>> begin RECORDS TO USE

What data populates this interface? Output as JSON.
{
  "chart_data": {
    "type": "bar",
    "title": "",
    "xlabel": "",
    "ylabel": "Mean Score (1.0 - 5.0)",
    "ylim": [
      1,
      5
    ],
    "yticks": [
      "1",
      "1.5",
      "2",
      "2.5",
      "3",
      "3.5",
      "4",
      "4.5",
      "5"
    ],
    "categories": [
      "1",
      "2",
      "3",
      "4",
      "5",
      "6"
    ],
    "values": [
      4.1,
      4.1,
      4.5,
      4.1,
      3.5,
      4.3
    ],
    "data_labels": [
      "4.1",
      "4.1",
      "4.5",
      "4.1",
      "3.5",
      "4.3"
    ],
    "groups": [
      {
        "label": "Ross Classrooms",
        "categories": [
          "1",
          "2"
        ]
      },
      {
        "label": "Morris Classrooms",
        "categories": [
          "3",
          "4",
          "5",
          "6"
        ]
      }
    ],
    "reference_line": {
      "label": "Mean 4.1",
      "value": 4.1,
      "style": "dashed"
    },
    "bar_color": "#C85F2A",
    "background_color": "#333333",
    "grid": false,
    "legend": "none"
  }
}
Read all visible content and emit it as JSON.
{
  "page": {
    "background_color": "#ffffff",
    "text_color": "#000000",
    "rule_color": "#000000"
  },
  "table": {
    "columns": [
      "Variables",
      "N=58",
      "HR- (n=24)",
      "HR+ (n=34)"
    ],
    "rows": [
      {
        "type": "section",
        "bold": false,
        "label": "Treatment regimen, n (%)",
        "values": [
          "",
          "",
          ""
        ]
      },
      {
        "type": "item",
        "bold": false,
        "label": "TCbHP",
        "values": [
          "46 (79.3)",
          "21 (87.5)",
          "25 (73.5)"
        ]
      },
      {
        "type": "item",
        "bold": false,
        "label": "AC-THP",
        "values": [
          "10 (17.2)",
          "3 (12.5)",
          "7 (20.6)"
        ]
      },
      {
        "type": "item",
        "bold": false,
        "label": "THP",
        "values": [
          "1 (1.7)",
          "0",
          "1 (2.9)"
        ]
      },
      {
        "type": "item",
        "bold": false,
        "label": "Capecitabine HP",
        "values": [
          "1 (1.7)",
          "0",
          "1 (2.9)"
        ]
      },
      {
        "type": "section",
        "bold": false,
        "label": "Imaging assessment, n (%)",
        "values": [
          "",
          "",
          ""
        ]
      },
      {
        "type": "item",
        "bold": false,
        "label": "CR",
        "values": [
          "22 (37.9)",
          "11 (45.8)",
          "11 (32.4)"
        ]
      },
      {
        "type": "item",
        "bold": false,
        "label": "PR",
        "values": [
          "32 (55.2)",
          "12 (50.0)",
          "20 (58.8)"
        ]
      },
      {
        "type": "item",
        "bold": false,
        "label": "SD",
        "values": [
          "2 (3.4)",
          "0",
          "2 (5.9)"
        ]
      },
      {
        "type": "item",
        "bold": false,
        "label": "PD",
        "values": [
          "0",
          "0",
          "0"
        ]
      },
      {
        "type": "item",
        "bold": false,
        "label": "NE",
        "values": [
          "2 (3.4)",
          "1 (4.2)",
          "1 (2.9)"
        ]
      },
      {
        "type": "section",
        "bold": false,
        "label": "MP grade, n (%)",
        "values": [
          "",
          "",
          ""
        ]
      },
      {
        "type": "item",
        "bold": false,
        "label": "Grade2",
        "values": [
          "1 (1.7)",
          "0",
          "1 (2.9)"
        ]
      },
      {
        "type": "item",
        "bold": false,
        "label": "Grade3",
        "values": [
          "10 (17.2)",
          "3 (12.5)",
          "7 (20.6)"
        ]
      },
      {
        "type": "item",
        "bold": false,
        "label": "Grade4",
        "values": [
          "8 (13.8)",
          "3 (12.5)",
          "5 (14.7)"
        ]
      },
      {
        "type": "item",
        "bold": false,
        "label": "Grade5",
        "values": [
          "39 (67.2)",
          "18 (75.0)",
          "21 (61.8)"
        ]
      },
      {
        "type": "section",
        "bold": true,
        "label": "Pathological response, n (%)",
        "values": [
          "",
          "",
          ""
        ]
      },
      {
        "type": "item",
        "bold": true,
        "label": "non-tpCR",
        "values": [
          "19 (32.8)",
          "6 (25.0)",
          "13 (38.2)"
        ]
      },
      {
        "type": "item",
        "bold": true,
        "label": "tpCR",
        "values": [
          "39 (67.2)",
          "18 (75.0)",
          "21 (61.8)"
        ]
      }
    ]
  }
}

>> end RECORDS TO USE

- **AIM**: Copy out the whole listing exactly.

- **OUTPUT**:
What data populates this interface? Output as JSON.
{
  "chart_data": {
    "type": "bar",
    "title": "",
    "xlabel": "",
    "ylabel": "Mean Score (1.0 - 5.0)",
    "ylim": [
      1,
      5
    ],
    "yticks": [
      "1",
      "1.5",
      "2",
      "2.5",
      "3",
      "3.5",
      "4",
      "4.5",
      "5"
    ],
    "categories": [
      "1",
      "2",
      "3",
      "4",
      "5",
      "6"
    ],
    "values": [
      4.1,
      4.1,
      4.5,
      4.1,
      3.5,
      4.3
    ],
    "data_labels": [
      "4.1",
      "4.1",
      "4.5",
      "4.1",
      "3.5",
      "4.3"
    ],
    "groups": [
      {
        "label": "Ross Classrooms",
        "categories": [
          "1",
          "2"
        ]
      },
      {
        "label": "Morris Classrooms",
        "categories": [
          "3",
          "4",
          "5",
          "6"
        ]
      }
    ],
    "reference_line": {
      "label": "Mean 4.1",
      "value": 4.1,
      "style": "dashed"
    },
    "bar_color": "#C85F2A",
    "background_color": "#333333",
    "grid": false,
    "legend": "none"
  }
}
Read all visible content and emit it as JSON.
{
  "page": {
    "background_color": "#ffffff",
    "text_color": "#000000",
    "rule_color": "#000000"
  },
  "table": {
    "columns": [
      "Variables",
      "N=58",
      "HR- (n=24)",
      "HR+ (n=34)"
    ],
    "rows": [
      {
        "type": "section",
        "bold": false,
        "label": "Treatment regimen, n (%)",
        "values": [
          "",
          "",
          ""
        ]
      },
      {
        "type": "item",
        "bold": false,
        "label": "TCbHP",
        "values": [
          "46 (79.3)",
          "21 (87.5)",
          "25 (73.5)"
        ]
      },
      {
        "type": "item",
        "bold": false,
        "label": "AC-THP",
        "values": [
          "10 (17.2)",
          "3 (12.5)",
          "7 (20.6)"
        ]
      },
      {
        "type": "item",
        "bold": false,
        "label": "THP",
        "values": [
          "1 (1.7)",
          "0",
          "1 (2.9)"
        ]
      },
      {
        "type": "item",
        "bold": false,
        "label": "Capecitabine HP",
        "values": [
          "1 (1.7)",
          "0",
          "1 (2.9)"
        ]
      },
      {
        "type": "section",
        "bold": false,
        "label": "Imaging assessment, n (%)",
        "values": [
          "",
          "",
          ""
        ]
      },
      {
        "type": "item",
        "bold": false,
        "label": "CR",
        "values": [
          "22 (37.9)",
          "11 (45.8)",
          "11 (32.4)"
        ]
      },
      {
        "type": "item",
        "bold": false,
        "label": "PR",
        "values": [
          "32 (55.2)",
          "12 (50.0)",
          "20 (58.8)"
        ]
      },
      {
        "type": "item",
        "bold": false,
        "label": "SD",
        "values": [
          "2 (3.4)",
          "0",
          "2 (5.9)"
        ]
      },
      {
        "type": "item",
        "bold": false,
        "label": "PD",
        "values": [
          "0",
          "0",
          "0"
        ]
      },
      {
        "type": "item",
        "bold": false,
        "label": "NE",
        "values": [
          "2 (3.4)",
          "1 (4.2)",
          "1 (2.9)"
        ]
      },
      {
        "type": "section",
        "bold": false,
        "label": "MP grade, n (%)",
        "values": [
          "",
          "",
          ""
        ]
      },
      {
        "type": "item",
        "bold": false,
        "label": "Grade2",
        "values": [
          "1 (1.7)",
          "0",
          "1 (2.9)"
        ]
      },
      {
        "type": "item",
        "bold": false,
        "label": "Grade3",
        "values": [
          "10 (17.2)",
          "3 (12.5)",
          "7 (20.6)"
        ]
      },
      {
        "type": "item",
        "bold": false,
        "label": "Grade4",
        "values": [
          "8 (13.8)",
          "3 (12.5)",
          "5 (14.7)"
        ]
      },
      {
        "type": "item",
        "bold": false,
        "label": "Grade5",
        "values": [
          "39 (67.2)",
          "18 (75.0)",
          "21 (61.8)"
        ]
      },
      {
        "type": "section",
        "bold": true,
        "label": "Pathological response, n (%)",
        "values": [
          "",
          "",
          ""
        ]
      },
      {
        "type": "item",
        "bold": true,
        "label": "non-tpCR",
        "values": [
          "19 (32.8)",
          "6 (25.0)",
          "13 (38.2)"
        ]
      },
      {
        "type": "item",
        "bold": true,
        "label": "tpCR",
        "values": [
          "39 (67.2)",
          "18 (75.0)",
          "21 (61.8)"
        ]
      }
    ]
  }
}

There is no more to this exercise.